### EXERCISE REQUIREMENTS
Print the full listing exactly.

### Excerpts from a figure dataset
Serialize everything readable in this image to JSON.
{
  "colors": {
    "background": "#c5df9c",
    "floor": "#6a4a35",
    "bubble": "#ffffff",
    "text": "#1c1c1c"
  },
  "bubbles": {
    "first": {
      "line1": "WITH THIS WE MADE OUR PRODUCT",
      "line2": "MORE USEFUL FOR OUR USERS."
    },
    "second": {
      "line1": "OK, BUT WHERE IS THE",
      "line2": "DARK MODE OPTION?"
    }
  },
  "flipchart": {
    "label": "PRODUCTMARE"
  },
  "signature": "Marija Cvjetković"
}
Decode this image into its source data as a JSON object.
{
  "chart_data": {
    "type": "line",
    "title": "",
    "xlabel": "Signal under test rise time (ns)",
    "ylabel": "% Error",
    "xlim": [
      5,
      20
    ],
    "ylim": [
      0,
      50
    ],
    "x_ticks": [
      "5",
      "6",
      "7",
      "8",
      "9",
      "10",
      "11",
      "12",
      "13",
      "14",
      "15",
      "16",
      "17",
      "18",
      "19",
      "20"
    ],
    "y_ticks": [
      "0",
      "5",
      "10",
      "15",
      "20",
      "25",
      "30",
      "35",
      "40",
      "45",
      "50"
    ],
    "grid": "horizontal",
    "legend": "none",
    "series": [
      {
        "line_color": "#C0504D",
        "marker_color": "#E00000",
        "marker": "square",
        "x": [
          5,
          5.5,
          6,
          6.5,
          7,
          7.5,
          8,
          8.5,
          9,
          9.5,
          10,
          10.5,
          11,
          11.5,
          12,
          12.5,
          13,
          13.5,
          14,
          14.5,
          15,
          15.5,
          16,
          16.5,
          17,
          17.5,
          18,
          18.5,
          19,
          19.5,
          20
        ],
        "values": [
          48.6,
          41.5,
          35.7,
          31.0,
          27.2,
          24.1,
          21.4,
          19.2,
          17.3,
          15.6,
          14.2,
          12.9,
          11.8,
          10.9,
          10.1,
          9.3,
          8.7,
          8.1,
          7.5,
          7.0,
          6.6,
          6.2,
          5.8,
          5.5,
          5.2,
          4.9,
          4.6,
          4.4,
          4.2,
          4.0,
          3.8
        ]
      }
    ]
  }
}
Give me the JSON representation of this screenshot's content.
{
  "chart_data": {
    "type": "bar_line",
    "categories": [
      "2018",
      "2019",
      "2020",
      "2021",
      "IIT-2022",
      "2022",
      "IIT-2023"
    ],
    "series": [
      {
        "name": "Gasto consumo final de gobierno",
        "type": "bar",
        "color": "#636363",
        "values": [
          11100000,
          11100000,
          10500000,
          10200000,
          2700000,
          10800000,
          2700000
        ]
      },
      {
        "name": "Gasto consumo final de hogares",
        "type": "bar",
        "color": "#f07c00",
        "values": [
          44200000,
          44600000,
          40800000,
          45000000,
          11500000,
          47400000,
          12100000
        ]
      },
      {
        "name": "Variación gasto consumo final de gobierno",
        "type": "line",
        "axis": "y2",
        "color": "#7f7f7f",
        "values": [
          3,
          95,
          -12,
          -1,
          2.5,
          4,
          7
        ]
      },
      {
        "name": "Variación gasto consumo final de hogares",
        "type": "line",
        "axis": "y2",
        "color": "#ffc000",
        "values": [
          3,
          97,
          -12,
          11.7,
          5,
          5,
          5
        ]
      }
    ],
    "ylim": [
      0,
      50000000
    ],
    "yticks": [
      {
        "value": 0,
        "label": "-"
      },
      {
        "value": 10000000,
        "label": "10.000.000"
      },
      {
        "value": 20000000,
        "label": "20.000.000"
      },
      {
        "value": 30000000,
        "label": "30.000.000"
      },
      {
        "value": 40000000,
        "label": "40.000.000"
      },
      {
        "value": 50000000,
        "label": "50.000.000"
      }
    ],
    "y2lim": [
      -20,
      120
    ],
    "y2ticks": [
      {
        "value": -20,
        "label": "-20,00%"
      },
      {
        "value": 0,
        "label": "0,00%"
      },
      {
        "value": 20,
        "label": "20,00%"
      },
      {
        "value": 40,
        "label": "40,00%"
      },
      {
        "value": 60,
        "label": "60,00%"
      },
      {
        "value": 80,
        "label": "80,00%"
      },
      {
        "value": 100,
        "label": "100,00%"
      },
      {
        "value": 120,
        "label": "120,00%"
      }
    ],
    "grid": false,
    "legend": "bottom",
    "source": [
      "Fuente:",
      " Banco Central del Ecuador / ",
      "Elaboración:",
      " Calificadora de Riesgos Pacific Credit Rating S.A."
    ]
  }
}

### COMPLETED TASK
Serialize everything readable in this image to JSON.
{
  "colors": {
    "background": "#c5df9c",
    "floor": "#6a4a35",
    "bubble": "#ffffff",
    "text": "#1c1c1c"
  },
  "bubbles": {
    "first": {
      "line1": "WITH THIS WE MADE OUR PRODUCT",
      "line2": "MORE USEFUL FOR OUR USERS."
    },
    "second": {
      "line1": "OK, BUT WHERE IS THE",
      "line2": "DARK MODE OPTION?"
    }
  },
  "flipchart": {
    "label": "PRODUCTMARE"
  },
  "signature": "Marija Cvjetković"
}
Decode this image into its source data as a JSON object.
{
  "chart_data": {
    "type": "line",
    "title": "",
    "xlabel": "Signal under test rise time (ns)",
    "ylabel": "% Error",
    "xlim": [
      5,
      20
    ],
    "ylim": [
      0,
      50
    ],
    "x_ticks": [
      "5",
      "6",
      "7",
      "8",
      "9",
      "10",
      "11",
      "12",
      "13",
      "14",
      "15",
      "16",
      "17",
      "18",
      "19",
      "20"
    ],
    "y_ticks": [
      "0",
      "5",
      "10",
      "15",
      "20",
      "25",
      "30",
      "35",
      "40",
      "45",
      "50"
    ],
    "grid": "horizontal",
    "legend": "none",
    "series": [
      {
        "line_color": "#C0504D",
        "marker_color": "#E00000",
        "marker": "square",
        "x": [
          5,
          5.5,
          6,
          6.5,
          7,
          7.5,
          8,
          8.5,
          9,
          9.5,
          10,
          10.5,
          11,
          11.5,
          12,
          12.5,
          13,
          13.5,
          14,
          14.5,
          15,
          15.5,
          16,
          16.5,
          17,
          17.5,
          18,
          18.5,
          19,
          19.5,
          20
        ],
        "values": [
          48.6,
          41.5,
          35.7,
          31.0,
          27.2,
          24.1,
          21.4,
          19.2,
          17.3,
          15.6,
          14.2,
          12.9,
          11.8,
          10.9,
          10.1,
          9.3,
          8.7,
          8.1,
          7.5,
          7.0,
          6.6,
          6.2,
          5.8,
          5.5,
          5.2,
          4.9,
          4.6,
          4.4,
          4.2,
          4.0,
          3.8
        ]
      }
    ]
  }
}
Give me the JSON representation of this screenshot's content.
{
  "chart_data": {
    "type": "bar_line",
    "categories": [
      "2018",
      "2019",
      "2020",
      "2021",
      "IIT-2022",
      "2022",
      "IIT-2023"
    ],
    "series": [
      {
        "name": "Gasto consumo final de gobierno",
        "type": "bar",
        "color": "#636363",
        "values": [
          11100000,
          11100000,
          10500000,
          10200000,
          2700000,
          10800000,
          2700000
        ]
      },
      {
        "name": "Gasto consumo final de hogares",
        "type": "bar",
        "color": "#f07c00",
        "values": [
          44200000,
          44600000,
          40800000,
          45000000,
          11500000,
          47400000,
          12100000
        ]
      },
      {
        "name": "Variación gasto consumo final de gobierno",
        "type": "line",
        "axis": "y2",
        "color": "#7f7f7f",
        "values": [
          3,
          95,
          -12,
          -1,
          2.5,
          4,
          7
        ]
      },
      {
        "name": "Variación gasto consumo final de hogares",
        "type": "line",
        "axis": "y2",
        "color": "#ffc000",
        "values": [
          3,
          97,
          -12,
          11.7,
          5,
          5,
          5
        ]
      }
    ],
    "ylim": [
      0,
      50000000
    ],
    "yticks": [
      {
        "value": 0,
        "label": "-"
      },
      {
        "value": 10000000,
        "label": "10.000.000"
      },
      {
        "value": 20000000,
        "label": "20.000.000"
      },
      {
        "value": 30000000,
        "label": "30.000.000"
      },
      {
        "value": 40000000,
        "label": "40.000.000"
      },
      {
        "value": 50000000,
        "label": "50.000.000"
      }
    ],
    "y2lim": [
      -20,
      120
    ],
    "y2ticks": [
      {
        "value": -20,
        "label": "-20,00%"
      },
      {
        "value": 0,
        "label": "0,00%"
      },
      {
        "value": 20,
        "label": "20,00%"
      },
      {
        "value": 40,
        "label": "40,00%"
      },
      {
        "value": 60,
        "label": "60,00%"
      },
      {
        "value": 80,
        "label": "80,00%"
      },
      {
        "value": 100,
        "label": "100,00%"
      },
      {
        "value": 120,
        "label": "120,00%"
      }
    ],
    "grid": false,
    "legend": "bottom",
    "source": [
      "Fuente:",
      " Banco Central del Ecuador / ",
      "Elaboración:",
      " Calificadora de Riesgos Pacific Credit Rating S.A."
    ]
  }
}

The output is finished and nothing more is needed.